**Materials provided:**
------------------------------------------------

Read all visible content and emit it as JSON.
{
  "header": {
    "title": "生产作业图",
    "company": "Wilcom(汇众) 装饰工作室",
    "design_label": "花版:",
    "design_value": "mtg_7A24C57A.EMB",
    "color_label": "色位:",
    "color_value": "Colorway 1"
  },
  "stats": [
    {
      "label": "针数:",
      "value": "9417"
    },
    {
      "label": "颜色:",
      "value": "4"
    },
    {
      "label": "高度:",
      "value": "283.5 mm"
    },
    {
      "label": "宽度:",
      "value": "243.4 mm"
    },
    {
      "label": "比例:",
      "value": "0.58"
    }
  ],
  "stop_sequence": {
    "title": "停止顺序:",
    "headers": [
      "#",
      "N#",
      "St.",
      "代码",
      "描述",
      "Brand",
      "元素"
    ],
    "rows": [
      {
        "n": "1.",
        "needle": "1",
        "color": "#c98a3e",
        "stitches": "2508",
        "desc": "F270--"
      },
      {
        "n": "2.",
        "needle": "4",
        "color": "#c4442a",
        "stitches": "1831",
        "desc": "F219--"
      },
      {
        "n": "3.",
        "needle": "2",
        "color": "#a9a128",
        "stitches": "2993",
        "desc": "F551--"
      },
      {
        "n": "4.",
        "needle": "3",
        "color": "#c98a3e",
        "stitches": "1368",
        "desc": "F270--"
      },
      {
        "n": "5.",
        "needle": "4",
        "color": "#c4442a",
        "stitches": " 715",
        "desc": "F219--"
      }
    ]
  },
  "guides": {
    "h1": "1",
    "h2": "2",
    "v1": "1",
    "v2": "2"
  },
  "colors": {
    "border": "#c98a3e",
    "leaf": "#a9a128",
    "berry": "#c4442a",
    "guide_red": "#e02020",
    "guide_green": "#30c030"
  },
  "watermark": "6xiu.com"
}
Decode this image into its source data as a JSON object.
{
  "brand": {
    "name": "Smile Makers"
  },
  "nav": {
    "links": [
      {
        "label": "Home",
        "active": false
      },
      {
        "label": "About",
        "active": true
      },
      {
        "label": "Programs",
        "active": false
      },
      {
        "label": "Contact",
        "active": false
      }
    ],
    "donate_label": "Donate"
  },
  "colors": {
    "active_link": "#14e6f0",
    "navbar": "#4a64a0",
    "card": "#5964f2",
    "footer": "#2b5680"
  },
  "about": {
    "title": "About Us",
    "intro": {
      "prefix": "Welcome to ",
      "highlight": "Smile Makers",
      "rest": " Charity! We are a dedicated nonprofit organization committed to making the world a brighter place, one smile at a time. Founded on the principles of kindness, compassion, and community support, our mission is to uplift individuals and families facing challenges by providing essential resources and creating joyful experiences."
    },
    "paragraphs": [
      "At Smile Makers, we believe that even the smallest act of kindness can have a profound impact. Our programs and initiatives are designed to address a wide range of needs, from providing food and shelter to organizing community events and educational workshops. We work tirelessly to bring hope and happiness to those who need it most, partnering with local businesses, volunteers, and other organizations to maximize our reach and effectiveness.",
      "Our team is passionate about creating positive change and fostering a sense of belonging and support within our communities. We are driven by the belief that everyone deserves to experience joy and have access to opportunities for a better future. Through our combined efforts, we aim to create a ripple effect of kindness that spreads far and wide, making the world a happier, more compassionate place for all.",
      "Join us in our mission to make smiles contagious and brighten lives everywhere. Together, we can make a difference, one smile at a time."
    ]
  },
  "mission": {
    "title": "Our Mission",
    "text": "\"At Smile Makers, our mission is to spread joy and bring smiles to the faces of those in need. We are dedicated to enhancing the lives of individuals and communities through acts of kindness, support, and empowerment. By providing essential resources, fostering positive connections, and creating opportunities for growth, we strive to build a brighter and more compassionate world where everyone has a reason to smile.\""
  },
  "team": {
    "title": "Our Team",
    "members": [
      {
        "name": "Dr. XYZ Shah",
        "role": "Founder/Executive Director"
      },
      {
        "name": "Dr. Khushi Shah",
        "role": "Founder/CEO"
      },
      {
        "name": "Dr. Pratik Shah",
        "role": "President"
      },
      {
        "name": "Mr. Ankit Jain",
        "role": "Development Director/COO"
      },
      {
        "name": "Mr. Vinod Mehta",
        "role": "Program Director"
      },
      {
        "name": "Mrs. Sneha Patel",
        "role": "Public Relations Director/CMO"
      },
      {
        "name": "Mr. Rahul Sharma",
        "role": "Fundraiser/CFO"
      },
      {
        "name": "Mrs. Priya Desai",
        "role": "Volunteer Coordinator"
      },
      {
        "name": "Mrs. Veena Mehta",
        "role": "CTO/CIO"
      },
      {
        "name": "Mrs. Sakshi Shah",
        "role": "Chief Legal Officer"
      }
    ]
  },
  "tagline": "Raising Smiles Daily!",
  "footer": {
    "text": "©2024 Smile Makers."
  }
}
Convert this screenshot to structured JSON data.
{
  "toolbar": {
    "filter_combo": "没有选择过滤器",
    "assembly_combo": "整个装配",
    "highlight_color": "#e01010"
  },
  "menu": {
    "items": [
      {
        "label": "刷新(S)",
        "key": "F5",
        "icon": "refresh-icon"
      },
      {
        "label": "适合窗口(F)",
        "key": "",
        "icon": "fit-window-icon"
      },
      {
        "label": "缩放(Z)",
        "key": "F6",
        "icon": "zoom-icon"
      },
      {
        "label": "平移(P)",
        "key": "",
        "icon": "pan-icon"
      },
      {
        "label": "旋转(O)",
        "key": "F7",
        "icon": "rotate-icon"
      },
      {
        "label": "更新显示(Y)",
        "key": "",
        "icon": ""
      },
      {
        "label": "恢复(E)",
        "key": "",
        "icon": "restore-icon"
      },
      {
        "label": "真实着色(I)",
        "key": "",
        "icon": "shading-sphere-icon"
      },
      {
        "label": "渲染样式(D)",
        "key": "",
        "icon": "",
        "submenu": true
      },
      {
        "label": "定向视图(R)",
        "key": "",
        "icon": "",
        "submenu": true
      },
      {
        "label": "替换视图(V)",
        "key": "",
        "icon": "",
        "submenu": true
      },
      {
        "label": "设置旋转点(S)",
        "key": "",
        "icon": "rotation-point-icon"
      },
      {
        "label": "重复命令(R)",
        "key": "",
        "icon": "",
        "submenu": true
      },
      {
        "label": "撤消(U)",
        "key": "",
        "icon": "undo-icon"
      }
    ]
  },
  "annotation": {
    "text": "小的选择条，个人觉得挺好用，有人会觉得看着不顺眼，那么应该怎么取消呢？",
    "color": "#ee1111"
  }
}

------------------------------------------------

**Exercise task:**
Make an exact copy of every entry.

**Exercise response:**
Read all visible content and emit it as JSON.
{
  "header": {
    "title": "生产作业图",
    "company": "Wilcom(汇众) 装饰工作室",
    "design_label": "花版:",
    "design_value": "mtg_7A24C57A.EMB",
    "color_label": "色位:",
    "color_value": "Colorway 1"
  },
  "stats": [
    {
      "label": "针数:",
      "value": "9417"
    },
    {
      "label": "颜色:",
      "value": "4"
    },
    {
      "label": "高度:",
      "value": "283.5 mm"
    },
    {
      "label": "宽度:",
      "value": "243.4 mm"
    },
    {
      "label": "比例:",
      "value": "0.58"
    }
  ],
  "stop_sequence": {
    "title": "停止顺序:",
    "headers": [
      "#",
      "N#",
      "St.",
      "代码",
      "描述",
      "Brand",
      "元素"
    ],
    "rows": [
      {
        "n": "1.",
        "needle": "1",
        "color": "#c98a3e",
        "stitches": "2508",
        "desc": "F270--"
      },
      {
        "n": "2.",
        "needle": "4",
        "color": "#c4442a",
        "stitches": "1831",
        "desc": "F219--"
      },
      {
        "n": "3.",
        "needle": "2",
        "color": "#a9a128",
        "stitches": "2993",
        "desc": "F551--"
      },
      {
        "n": "4.",
        "needle": "3",
        "color": "#c98a3e",
        "stitches": "1368",
        "desc": "F270--"
      },
      {
        "n": "5.",
        "needle": "4",
        "color": "#c4442a",
        "stitches": " 715",
        "desc": "F219--"
      }
    ]
  },
  "guides": {
    "h1": "1",
    "h2": "2",
    "v1": "1",
    "v2": "2"
  },
  "colors": {
    "border": "#c98a3e",
    "leaf": "#a9a128",
    "berry": "#c4442a",
    "guide_red": "#e02020",
    "guide_green": "#30c030"
  },
  "watermark": "6xiu.com"
}
Decode this image into its source data as a JSON object.
{
  "brand": {
    "name": "Smile Makers"
  },
  "nav": {
    "links": [
      {
        "label": "Home",
        "active": false
      },
      {
        "label": "About",
        "active": true
      },
      {
        "label": "Programs",
        "active": false
      },
      {
        "label": "Contact",
        "active": false
      }
    ],
    "donate_label": "Donate"
  },
  "colors": {
    "active_link": "#14e6f0",
    "navbar": "#4a64a0",
    "card": "#5964f2",
    "footer": "#2b5680"
  },
  "about": {
    "title": "About Us",
    "intro": {
      "prefix": "Welcome to ",
      "highlight": "Smile Makers",
      "rest": " Charity! We are a dedicated nonprofit organization committed to making the world a brighter place, one smile at a time. Founded on the principles of kindness, compassion, and community support, our mission is to uplift individuals and families facing challenges by providing essential resources and creating joyful experiences."
    },
    "paragraphs": [
      "At Smile Makers, we believe that even the smallest act of kindness can have a profound impact. Our programs and initiatives are designed to address a wide range of needs, from providing food and shelter to organizing community events and educational workshops. We work tirelessly to bring hope and happiness to those who need it most, partnering with local businesses, volunteers, and other organizations to maximize our reach and effectiveness.",
      "Our team is passionate about creating positive change and fostering a sense of belonging and support within our communities. We are driven by the belief that everyone deserves to experience joy and have access to opportunities for a better future. Through our combined efforts, we aim to create a ripple effect of kindness that spreads far and wide, making the world a happier, more compassionate place for all.",
      "Join us in our mission to make smiles contagious and brighten lives everywhere. Together, we can make a difference, one smile at a time."
    ]
  },
  "mission": {
    "title": "Our Mission",
    "text": "\"At Smile Makers, our mission is to spread joy and bring smiles to the faces of those in need. We are dedicated to enhancing the lives of individuals and communities through acts of kindness, support, and empowerment. By providing essential resources, fostering positive connections, and creating opportunities for growth, we strive to build a brighter and more compassionate world where everyone has a reason to smile.\""
  },
  "team": {
    "title": "Our Team",
    "members": [
      {
        "name": "Dr. XYZ Shah",
        "role": "Founder/Executive Director"
      },
      {
        "name": "Dr. Khushi Shah",
        "role": "Founder/CEO"
      },
      {
        "name": "Dr. Pratik Shah",
        "role": "President"
      },
      {
        "name": "Mr. Ankit Jain",
        "role": "Development Director/COO"
      },
      {
        "name": "Mr. Vinod Mehta",
        "role": "Program Director"
      },
      {
        "name": "Mrs. Sneha Patel",
        "role": "Public Relations Director/CMO"
      },
      {
        "name": "Mr. Rahul Sharma",
        "role": "Fundraiser/CFO"
      },
      {
        "name": "Mrs. Priya Desai",
        "role": "Volunteer Coordinator"
      },
      {
        "name": "Mrs. Veena Mehta",
        "role": "CTO/CIO"
      },
      {
        "name": "Mrs. Sakshi Shah",
        "role": "Chief Legal Officer"
      }
    ]
  },
  "tagline": "Raising Smiles Daily!",
  "footer": {
    "text": "©2024 Smile Makers."
  }
}
Convert this screenshot to structured JSON data.
{
  "toolbar": {
    "filter_combo": "没有选择过滤器",
    "assembly_combo": "整个装配",
    "highlight_color": "#e01010"
  },
  "menu": {
    "items": [
      {
        "label": "刷新(S)",
        "key": "F5",
        "icon": "refresh-icon"
      },
      {
        "label": "适合窗口(F)",
        "key": "",
        "icon": "fit-window-icon"
      },
      {
        "label": "缩放(Z)",
        "key": "F6",
        "icon": "zoom-icon"
      },
      {
        "label": "平移(P)",
        "key": "",
        "icon": "pan-icon"
      },
      {
        "label": "旋转(O)",
        "key": "F7",
        "icon": "rotate-icon"
      },
      {
        "label": "更新显示(Y)",
        "key": "",
        "icon": ""
      },
      {
        "label": "恢复(E)",
        "key": "",
        "icon": "restore-icon"
      },
      {
        "label": "真实着色(I)",
        "key": "",
        "icon": "shading-sphere-icon"
      },
      {
        "label": "渲染样式(D)",
        "key": "",
        "icon": "",
        "submenu": true
      },
      {
        "label": "定向视图(R)",
        "key": "",
        "icon": "",
        "submenu": true
      },
      {
        "label": "替换视图(V)",
        "key": "",
        "icon": "",
        "submenu": true
      },
      {
        "label": "设置旋转点(S)",
        "key": "",
        "icon": "rotation-point-icon"
      },
      {
        "label": "重复命令(R)",
        "key": "",
        "icon": "",
        "submenu": true
      },
      {
        "label": "撤消(U)",
        "key": "",
        "icon": "undo-icon"
      }
    ]
  },
  "annotation": {
    "text": "小的选择条，个人觉得挺好用，有人会觉得看着不顺眼，那么应该怎么取消呢？",
    "color": "#ee1111"
  }
}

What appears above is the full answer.